START DATASET RECORDS

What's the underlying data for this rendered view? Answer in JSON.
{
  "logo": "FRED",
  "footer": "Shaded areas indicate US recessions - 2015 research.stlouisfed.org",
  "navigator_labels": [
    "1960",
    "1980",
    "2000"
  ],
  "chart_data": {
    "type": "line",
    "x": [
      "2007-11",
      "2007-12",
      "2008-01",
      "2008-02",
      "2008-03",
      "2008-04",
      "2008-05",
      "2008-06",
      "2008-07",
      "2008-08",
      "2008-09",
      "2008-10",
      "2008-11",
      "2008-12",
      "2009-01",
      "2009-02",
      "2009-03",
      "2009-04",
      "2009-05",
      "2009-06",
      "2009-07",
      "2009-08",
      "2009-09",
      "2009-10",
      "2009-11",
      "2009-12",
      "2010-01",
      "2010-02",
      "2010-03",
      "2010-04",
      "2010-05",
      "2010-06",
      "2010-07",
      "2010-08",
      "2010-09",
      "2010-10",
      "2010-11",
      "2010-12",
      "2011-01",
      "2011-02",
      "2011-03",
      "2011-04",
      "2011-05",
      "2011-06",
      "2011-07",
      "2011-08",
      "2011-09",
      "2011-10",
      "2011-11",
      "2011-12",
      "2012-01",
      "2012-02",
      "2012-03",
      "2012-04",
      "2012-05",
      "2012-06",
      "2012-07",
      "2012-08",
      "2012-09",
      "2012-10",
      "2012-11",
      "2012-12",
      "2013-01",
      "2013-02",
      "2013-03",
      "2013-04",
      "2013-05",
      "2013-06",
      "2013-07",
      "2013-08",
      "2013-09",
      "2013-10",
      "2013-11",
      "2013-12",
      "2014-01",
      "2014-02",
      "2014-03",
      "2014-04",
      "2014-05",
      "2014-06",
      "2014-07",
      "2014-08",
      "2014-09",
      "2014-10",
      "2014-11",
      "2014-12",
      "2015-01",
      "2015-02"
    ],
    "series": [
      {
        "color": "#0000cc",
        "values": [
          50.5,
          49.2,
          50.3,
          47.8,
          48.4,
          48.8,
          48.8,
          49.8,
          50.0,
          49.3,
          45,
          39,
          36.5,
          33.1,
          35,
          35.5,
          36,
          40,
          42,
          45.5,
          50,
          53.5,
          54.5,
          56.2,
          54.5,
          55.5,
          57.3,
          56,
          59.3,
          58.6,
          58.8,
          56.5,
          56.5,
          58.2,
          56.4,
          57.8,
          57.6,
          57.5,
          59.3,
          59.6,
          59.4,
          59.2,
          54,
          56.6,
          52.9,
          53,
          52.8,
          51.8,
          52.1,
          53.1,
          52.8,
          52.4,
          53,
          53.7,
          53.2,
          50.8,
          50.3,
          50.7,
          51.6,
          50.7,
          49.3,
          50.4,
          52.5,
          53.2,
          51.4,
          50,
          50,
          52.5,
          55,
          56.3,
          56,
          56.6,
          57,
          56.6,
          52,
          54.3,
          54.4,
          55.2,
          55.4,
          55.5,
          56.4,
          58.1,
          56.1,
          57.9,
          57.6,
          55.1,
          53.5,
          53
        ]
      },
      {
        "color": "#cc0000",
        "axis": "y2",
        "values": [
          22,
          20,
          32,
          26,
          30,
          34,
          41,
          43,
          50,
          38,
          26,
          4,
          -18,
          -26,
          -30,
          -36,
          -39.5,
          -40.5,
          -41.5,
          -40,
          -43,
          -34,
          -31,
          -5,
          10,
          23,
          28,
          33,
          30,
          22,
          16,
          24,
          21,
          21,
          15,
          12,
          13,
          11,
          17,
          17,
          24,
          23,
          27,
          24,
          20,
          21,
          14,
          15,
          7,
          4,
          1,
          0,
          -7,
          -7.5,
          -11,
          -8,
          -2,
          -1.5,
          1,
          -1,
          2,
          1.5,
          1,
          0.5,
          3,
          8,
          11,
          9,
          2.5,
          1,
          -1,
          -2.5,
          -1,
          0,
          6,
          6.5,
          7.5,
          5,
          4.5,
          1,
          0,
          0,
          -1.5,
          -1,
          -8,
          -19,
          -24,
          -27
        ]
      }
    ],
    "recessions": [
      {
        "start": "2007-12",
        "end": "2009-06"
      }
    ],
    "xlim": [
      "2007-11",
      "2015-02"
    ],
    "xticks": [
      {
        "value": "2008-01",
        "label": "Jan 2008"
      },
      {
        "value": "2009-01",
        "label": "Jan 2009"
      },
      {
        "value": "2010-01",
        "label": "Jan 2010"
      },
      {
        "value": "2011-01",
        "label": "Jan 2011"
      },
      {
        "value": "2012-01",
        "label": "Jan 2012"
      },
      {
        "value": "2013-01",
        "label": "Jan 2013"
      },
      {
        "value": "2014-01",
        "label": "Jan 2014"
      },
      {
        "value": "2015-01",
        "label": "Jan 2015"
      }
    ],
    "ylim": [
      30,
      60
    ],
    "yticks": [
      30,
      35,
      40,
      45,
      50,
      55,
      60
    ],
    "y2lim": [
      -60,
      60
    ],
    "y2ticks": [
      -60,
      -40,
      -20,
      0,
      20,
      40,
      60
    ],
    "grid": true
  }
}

END DATASET RECORDS

TASK PROMPT
Locate all lines in the listing above with the word "recessions" and copy them.

THE RESPONSE
  "footer": "Shaded areas indicate US recessions - 2015 research.stlouisfed.org",
    "recessions": [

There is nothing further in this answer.